*WRITTEN PROBLEM*.
Extract verbatim every line from the one containing "Give me the" to the final line of the records below, inclusive, and exclude all pictures.

--- DATASET RECORDS ---

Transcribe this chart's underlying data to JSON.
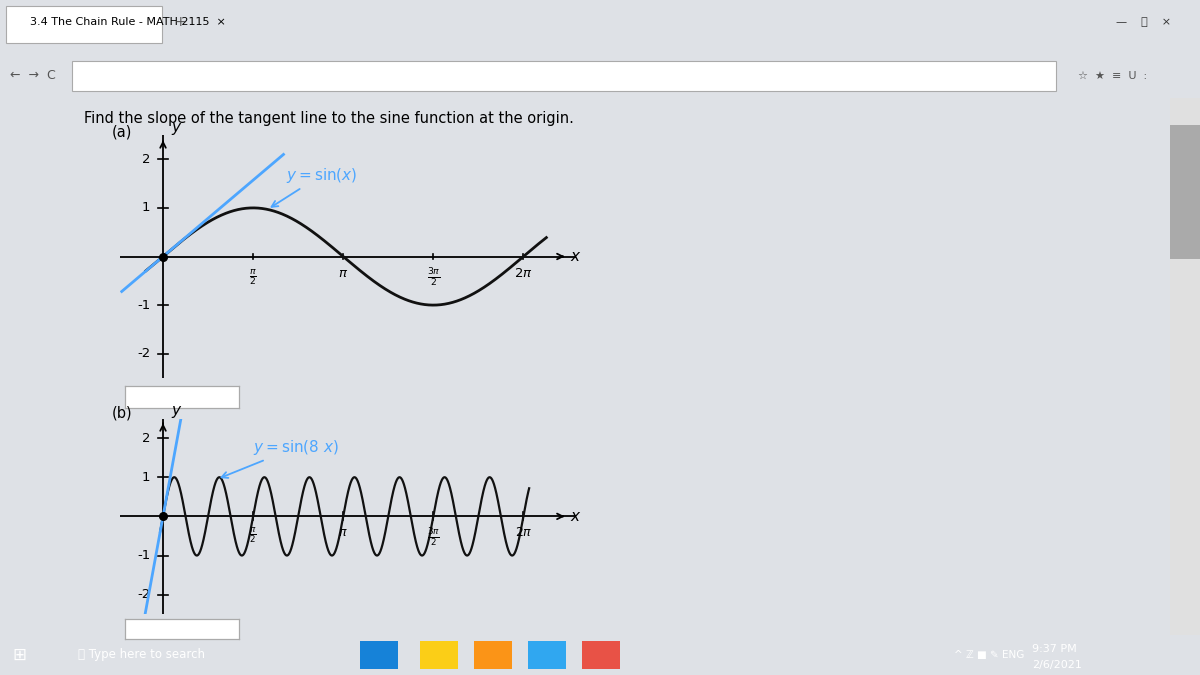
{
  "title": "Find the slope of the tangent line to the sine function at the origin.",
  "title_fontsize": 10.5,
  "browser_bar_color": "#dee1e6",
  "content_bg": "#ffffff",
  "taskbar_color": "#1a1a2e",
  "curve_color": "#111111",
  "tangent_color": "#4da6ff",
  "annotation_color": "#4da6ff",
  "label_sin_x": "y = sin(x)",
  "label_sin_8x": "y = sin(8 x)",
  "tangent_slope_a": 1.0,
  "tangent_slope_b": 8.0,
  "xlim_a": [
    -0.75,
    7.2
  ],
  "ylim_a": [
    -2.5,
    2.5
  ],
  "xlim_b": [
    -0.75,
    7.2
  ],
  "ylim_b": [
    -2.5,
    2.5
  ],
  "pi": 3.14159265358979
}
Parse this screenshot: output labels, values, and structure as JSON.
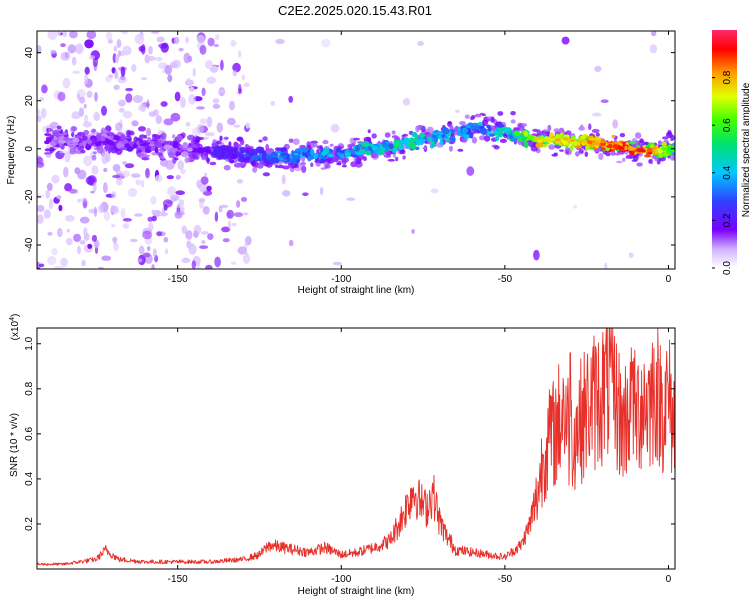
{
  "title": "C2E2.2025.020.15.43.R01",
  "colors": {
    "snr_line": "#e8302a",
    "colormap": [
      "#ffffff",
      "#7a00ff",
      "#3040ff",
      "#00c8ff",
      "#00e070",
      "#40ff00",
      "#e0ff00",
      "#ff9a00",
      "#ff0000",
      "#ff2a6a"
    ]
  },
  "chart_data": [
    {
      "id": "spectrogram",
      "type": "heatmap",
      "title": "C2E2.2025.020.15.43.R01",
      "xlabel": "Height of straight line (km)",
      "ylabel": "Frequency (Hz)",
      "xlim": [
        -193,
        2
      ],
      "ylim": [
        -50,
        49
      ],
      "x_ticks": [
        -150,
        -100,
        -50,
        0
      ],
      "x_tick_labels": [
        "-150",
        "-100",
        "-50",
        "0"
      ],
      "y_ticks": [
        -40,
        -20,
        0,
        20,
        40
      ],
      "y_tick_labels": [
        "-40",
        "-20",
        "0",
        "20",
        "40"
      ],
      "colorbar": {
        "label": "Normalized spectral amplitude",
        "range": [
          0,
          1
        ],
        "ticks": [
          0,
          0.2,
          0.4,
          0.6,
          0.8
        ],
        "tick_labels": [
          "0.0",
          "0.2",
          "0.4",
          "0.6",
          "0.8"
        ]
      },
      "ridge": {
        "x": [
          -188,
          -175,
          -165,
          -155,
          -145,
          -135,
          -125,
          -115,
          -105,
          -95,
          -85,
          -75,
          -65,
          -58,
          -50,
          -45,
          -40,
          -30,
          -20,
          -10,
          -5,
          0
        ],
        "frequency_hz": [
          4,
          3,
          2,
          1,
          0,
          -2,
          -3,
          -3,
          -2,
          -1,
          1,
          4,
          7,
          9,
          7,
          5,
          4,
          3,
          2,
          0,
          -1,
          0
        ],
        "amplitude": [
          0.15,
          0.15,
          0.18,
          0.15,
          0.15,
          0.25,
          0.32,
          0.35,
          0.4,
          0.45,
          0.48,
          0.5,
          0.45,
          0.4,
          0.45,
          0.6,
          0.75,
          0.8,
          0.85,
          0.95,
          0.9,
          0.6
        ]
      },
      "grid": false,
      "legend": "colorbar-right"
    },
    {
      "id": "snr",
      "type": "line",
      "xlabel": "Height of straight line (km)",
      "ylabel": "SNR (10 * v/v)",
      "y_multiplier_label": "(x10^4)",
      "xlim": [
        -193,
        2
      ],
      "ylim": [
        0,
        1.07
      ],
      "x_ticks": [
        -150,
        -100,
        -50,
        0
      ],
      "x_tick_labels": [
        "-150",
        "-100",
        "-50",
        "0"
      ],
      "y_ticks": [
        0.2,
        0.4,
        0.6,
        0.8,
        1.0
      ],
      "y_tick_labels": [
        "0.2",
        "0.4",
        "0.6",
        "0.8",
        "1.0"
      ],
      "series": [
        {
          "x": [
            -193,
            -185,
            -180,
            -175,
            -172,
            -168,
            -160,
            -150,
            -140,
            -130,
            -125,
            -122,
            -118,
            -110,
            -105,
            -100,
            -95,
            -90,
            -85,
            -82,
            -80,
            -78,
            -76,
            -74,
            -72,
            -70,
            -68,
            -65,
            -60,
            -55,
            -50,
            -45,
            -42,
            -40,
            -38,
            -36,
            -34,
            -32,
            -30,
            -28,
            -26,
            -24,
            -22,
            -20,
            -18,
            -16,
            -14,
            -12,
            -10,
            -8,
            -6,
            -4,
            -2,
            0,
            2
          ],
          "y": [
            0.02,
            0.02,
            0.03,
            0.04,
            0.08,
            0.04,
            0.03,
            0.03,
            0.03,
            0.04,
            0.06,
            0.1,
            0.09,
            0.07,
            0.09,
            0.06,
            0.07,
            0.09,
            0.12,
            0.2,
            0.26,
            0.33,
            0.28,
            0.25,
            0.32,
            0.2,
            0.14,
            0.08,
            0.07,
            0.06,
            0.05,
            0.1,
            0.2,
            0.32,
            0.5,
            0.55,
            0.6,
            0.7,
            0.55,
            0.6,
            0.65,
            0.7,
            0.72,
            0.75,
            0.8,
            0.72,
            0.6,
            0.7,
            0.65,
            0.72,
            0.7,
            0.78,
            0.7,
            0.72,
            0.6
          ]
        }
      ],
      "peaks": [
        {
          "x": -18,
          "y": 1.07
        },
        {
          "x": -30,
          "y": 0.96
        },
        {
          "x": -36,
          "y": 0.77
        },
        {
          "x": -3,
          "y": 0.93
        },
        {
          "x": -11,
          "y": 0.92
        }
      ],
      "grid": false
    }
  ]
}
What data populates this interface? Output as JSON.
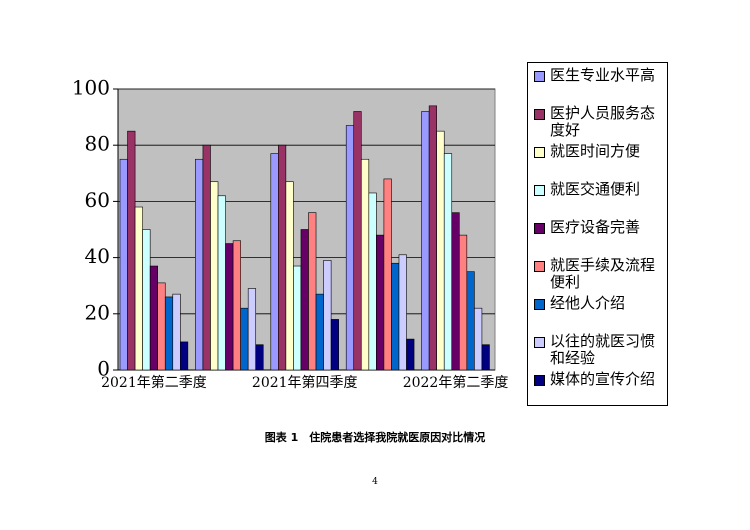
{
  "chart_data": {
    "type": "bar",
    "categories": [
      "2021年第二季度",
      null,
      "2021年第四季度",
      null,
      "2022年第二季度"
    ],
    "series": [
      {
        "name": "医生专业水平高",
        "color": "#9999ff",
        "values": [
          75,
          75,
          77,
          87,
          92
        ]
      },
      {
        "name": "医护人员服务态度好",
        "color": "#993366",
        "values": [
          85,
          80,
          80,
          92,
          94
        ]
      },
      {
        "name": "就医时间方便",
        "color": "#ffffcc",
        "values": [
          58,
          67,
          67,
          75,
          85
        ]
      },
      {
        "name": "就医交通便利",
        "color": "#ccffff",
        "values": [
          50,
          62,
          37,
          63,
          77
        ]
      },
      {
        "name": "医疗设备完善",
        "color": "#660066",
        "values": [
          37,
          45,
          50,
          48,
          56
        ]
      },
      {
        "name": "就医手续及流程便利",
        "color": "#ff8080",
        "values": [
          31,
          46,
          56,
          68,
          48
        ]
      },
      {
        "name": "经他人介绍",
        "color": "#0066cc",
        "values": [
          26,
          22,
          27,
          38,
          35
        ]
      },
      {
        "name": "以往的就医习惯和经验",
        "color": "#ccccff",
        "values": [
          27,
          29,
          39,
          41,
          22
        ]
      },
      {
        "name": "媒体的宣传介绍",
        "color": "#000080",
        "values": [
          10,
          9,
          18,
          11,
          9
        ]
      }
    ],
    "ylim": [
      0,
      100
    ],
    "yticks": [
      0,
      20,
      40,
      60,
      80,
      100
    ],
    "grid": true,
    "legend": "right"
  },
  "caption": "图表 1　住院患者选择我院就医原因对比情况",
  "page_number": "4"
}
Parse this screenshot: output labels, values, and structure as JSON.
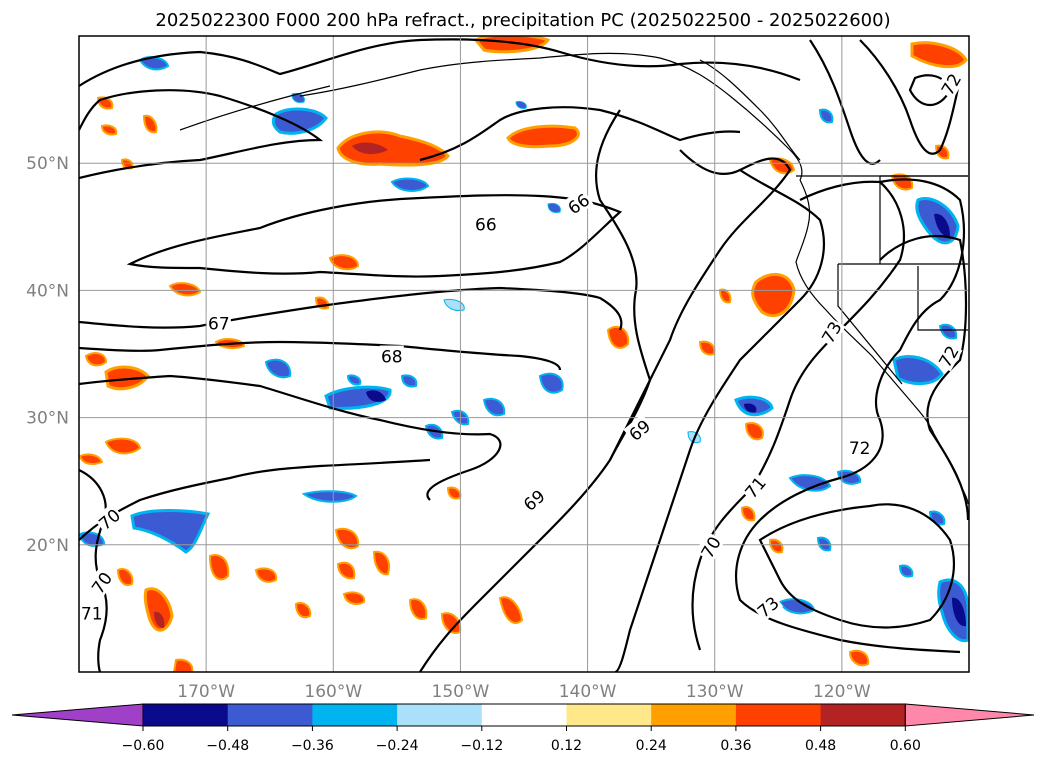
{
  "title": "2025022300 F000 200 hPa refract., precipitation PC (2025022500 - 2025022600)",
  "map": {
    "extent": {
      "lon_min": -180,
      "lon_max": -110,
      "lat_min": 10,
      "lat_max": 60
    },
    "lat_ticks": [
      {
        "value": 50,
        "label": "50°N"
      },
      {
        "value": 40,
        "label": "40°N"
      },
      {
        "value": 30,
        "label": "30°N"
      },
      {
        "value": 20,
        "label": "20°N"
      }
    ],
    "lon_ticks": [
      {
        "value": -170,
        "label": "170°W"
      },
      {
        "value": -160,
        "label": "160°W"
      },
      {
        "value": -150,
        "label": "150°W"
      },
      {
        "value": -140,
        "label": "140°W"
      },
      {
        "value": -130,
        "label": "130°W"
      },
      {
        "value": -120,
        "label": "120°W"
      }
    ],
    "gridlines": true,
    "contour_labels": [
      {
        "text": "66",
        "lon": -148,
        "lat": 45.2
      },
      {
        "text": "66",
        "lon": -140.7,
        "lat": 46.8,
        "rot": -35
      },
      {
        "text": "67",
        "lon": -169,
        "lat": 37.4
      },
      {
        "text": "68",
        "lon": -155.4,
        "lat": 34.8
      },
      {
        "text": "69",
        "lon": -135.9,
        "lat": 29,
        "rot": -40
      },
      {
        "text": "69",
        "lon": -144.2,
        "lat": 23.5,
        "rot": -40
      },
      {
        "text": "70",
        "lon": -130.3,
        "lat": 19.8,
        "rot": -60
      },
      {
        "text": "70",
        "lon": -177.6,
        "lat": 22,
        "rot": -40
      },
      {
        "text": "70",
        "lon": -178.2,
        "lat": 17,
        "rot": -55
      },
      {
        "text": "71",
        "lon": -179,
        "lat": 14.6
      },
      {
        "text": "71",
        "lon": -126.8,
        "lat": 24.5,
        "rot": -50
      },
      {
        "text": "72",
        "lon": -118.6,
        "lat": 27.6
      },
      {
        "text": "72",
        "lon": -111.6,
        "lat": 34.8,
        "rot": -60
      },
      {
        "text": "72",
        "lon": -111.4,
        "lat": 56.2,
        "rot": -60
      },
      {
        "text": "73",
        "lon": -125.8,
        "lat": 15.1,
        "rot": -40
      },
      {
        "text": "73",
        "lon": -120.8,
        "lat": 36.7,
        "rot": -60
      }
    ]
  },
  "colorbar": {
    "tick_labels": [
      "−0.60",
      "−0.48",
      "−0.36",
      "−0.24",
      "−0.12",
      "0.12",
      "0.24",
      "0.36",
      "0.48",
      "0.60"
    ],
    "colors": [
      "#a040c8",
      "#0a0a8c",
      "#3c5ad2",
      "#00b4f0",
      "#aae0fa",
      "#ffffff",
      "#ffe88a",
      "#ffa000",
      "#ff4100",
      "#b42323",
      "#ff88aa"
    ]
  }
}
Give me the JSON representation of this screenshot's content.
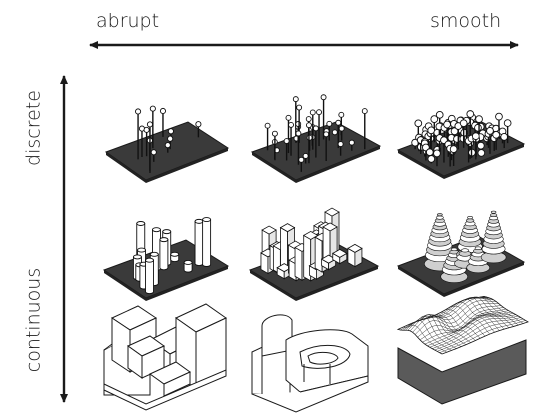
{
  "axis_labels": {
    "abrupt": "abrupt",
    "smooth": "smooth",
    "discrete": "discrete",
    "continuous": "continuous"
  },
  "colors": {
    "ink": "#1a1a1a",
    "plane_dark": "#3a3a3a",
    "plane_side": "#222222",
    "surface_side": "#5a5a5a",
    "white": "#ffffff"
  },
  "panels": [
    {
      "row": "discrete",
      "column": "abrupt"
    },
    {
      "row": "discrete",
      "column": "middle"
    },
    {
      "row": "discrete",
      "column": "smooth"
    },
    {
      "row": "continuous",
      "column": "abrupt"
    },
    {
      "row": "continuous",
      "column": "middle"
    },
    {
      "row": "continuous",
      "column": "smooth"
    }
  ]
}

---

*COMPLETE OUTPUT*.
Give me the JSON representation of this screenshot's content.
{
  "axis_labels": {
    "abrupt": "abrupt",
    "smooth": "smooth",
    "discrete": "discrete",
    "continuous": "continuous"
  },
  "colors": {
    "ink": "#1a1a1a",
    "plane_dark": "#3a3a3a",
    "plane_side": "#222222",
    "surface_side": "#5a5a5a",
    "white": "#ffffff"
  },
  "panels": [
    {
      "row": "discrete",
      "column": "abrupt"
    },
    {
      "row": "discrete",
      "column": "middle"
    },
    {
      "row": "discrete",
      "column": "smooth"
    },
    {
      "row": "continuous",
      "column": "abrupt"
    },
    {
      "row": "continuous",
      "column": "middle"
    },
    {
      "row": "continuous",
      "column": "smooth"
    }
  ]
}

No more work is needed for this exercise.